◆ **Task requirements**: Tally the lines that hold the word "Presbyterian" and reply with that figure only.

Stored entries

= = =

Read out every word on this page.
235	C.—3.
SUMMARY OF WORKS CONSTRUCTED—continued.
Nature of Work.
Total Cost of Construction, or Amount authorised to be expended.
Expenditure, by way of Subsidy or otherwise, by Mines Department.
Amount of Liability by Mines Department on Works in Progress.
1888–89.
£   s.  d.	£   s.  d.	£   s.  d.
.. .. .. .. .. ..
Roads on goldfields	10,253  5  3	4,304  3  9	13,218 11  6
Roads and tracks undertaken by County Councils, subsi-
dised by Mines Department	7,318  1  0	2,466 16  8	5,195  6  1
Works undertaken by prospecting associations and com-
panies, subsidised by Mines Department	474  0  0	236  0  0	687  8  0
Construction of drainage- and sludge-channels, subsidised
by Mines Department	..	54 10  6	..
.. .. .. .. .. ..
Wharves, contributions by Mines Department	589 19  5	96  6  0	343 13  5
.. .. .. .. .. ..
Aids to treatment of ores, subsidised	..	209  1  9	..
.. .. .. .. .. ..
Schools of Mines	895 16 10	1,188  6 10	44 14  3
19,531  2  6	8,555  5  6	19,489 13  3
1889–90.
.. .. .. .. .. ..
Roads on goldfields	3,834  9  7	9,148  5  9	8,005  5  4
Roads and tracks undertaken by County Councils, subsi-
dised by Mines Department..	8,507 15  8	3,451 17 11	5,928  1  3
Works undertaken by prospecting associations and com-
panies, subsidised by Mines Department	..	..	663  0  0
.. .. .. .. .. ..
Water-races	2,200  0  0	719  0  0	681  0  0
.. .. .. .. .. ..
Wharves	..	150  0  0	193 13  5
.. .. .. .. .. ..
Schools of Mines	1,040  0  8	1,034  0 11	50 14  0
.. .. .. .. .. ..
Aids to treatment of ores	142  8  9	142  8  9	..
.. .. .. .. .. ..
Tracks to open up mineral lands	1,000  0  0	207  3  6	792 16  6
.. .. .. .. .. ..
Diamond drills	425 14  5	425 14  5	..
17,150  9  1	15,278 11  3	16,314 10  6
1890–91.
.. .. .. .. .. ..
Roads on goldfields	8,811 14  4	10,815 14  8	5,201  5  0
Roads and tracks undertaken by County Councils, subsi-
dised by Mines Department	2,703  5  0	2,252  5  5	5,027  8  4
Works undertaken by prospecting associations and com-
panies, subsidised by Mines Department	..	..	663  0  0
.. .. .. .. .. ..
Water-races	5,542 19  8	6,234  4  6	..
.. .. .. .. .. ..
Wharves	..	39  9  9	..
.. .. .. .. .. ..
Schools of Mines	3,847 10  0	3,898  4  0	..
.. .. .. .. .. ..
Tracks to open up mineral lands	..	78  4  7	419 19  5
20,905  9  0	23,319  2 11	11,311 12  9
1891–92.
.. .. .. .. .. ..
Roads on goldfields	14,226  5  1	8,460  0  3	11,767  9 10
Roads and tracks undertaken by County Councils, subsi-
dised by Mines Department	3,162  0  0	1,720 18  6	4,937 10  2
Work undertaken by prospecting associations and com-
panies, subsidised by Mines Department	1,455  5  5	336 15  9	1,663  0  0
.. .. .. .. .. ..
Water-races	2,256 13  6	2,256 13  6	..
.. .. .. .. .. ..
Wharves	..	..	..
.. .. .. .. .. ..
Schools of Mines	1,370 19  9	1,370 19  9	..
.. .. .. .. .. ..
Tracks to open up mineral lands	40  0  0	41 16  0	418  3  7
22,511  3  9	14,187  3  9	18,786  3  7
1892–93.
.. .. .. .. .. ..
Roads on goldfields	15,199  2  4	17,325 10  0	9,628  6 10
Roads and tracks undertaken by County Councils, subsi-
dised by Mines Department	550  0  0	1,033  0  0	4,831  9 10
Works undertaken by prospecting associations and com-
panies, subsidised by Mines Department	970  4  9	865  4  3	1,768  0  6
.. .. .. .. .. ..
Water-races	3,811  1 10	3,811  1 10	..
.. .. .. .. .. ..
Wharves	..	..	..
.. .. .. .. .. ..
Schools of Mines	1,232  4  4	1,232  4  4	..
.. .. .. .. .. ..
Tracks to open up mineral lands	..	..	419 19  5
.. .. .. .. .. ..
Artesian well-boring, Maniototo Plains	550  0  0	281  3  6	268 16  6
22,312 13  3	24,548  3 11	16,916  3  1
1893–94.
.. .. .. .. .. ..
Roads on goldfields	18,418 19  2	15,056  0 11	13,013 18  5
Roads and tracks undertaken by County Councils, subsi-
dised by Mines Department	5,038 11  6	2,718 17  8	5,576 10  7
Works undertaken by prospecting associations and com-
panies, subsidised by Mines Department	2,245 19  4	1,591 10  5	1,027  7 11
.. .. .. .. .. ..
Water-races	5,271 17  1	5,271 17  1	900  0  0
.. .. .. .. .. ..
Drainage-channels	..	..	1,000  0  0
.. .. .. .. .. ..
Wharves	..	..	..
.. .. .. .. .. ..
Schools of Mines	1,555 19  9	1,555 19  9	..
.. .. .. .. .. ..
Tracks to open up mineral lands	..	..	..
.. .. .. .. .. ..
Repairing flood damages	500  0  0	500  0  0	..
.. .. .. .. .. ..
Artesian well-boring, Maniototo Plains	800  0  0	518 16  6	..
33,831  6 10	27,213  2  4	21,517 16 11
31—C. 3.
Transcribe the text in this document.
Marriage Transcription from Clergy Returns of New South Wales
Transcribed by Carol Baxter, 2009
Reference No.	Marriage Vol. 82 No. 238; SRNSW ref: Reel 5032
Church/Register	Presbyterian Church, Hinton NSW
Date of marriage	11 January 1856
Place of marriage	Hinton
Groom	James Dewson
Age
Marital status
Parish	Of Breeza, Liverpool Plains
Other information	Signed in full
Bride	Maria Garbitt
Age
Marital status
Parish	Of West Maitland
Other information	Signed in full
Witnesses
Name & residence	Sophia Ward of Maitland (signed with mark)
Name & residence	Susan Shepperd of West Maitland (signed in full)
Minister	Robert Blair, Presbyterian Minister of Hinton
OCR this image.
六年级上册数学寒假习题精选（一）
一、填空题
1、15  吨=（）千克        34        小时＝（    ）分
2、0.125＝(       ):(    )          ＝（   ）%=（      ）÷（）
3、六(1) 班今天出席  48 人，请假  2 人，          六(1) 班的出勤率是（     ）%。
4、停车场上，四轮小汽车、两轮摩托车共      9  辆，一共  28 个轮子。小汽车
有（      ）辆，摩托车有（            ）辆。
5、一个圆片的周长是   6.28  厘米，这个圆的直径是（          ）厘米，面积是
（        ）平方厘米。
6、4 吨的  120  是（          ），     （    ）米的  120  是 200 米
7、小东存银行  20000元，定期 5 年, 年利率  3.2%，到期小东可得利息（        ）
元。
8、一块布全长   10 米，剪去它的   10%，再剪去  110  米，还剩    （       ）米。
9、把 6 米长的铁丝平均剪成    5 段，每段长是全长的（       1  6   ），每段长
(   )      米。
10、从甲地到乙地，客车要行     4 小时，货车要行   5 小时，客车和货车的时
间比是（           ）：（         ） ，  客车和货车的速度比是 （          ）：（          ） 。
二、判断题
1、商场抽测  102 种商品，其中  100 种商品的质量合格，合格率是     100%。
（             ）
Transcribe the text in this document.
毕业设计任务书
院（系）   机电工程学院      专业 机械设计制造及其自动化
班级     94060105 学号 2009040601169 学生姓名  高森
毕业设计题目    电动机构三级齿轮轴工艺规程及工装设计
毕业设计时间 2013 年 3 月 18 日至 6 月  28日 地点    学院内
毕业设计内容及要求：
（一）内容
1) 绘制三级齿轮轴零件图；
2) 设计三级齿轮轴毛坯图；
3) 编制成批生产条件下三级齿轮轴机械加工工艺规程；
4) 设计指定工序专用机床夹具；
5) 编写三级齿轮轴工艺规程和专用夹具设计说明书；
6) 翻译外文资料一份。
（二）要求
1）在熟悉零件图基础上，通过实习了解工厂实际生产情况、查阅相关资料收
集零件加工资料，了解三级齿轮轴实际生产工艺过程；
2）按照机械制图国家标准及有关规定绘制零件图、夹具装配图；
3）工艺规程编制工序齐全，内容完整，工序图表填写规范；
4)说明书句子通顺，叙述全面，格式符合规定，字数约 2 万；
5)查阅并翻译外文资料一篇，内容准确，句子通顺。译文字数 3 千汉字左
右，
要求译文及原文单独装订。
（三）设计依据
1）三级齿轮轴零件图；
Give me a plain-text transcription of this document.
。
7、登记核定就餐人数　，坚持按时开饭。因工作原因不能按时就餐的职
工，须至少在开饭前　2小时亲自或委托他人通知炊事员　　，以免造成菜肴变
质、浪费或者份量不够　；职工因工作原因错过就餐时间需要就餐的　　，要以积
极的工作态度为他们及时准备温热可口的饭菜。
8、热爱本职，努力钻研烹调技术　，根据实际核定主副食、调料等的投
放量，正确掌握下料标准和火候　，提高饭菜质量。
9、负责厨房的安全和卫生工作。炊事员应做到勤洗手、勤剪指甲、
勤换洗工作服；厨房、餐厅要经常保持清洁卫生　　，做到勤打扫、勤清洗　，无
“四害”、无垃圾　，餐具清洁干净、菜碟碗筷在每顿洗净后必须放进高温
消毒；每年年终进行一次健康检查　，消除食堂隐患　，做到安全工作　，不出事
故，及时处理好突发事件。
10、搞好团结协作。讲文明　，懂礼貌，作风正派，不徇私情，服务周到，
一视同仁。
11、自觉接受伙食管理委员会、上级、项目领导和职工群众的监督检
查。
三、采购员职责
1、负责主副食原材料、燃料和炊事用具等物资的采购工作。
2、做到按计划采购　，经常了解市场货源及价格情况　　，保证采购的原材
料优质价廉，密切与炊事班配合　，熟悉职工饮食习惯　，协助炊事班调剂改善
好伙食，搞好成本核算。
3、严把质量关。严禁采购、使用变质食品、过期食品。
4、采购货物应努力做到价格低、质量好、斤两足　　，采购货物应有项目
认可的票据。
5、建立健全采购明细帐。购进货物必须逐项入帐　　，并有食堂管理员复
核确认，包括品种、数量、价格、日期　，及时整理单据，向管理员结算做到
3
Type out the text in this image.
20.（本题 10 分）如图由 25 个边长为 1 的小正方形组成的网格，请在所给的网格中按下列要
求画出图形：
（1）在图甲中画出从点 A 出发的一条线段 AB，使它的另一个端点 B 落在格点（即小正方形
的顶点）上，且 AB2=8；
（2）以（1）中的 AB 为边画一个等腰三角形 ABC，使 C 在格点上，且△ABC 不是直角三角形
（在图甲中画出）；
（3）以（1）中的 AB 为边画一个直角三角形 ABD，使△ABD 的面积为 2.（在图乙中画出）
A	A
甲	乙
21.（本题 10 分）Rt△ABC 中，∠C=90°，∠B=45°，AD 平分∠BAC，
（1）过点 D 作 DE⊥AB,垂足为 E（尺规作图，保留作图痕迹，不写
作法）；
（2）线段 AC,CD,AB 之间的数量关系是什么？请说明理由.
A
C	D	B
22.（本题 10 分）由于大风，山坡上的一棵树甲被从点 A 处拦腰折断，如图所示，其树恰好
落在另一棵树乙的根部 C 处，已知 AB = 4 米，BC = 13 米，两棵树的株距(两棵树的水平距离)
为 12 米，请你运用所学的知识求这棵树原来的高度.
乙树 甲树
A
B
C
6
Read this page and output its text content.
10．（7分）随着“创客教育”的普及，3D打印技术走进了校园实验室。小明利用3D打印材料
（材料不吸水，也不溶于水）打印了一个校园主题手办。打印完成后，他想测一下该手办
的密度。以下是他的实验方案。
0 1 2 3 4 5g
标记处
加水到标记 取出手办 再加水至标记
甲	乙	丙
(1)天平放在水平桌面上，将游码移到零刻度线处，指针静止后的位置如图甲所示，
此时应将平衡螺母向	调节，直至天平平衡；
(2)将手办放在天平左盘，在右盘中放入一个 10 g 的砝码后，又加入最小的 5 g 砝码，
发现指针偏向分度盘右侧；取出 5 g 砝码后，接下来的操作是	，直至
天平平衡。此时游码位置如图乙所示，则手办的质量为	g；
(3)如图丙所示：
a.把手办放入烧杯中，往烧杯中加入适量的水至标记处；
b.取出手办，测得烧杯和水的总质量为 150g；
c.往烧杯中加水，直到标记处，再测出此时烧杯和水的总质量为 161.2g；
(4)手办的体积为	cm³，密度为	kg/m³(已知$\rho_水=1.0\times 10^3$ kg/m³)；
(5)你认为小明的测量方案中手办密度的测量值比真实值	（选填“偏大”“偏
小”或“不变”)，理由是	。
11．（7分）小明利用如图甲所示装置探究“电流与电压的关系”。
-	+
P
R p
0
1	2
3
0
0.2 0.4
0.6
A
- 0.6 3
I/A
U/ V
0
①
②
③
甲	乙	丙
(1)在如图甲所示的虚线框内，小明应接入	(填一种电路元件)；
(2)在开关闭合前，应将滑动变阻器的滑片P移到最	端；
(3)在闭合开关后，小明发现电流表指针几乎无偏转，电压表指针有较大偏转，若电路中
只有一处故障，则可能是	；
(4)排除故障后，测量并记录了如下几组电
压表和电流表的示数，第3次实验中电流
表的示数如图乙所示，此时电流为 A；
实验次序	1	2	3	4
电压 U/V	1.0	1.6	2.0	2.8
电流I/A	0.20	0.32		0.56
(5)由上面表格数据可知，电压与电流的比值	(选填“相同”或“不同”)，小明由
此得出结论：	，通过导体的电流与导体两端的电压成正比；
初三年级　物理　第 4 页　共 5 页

= = =

◆ **Task output**: 2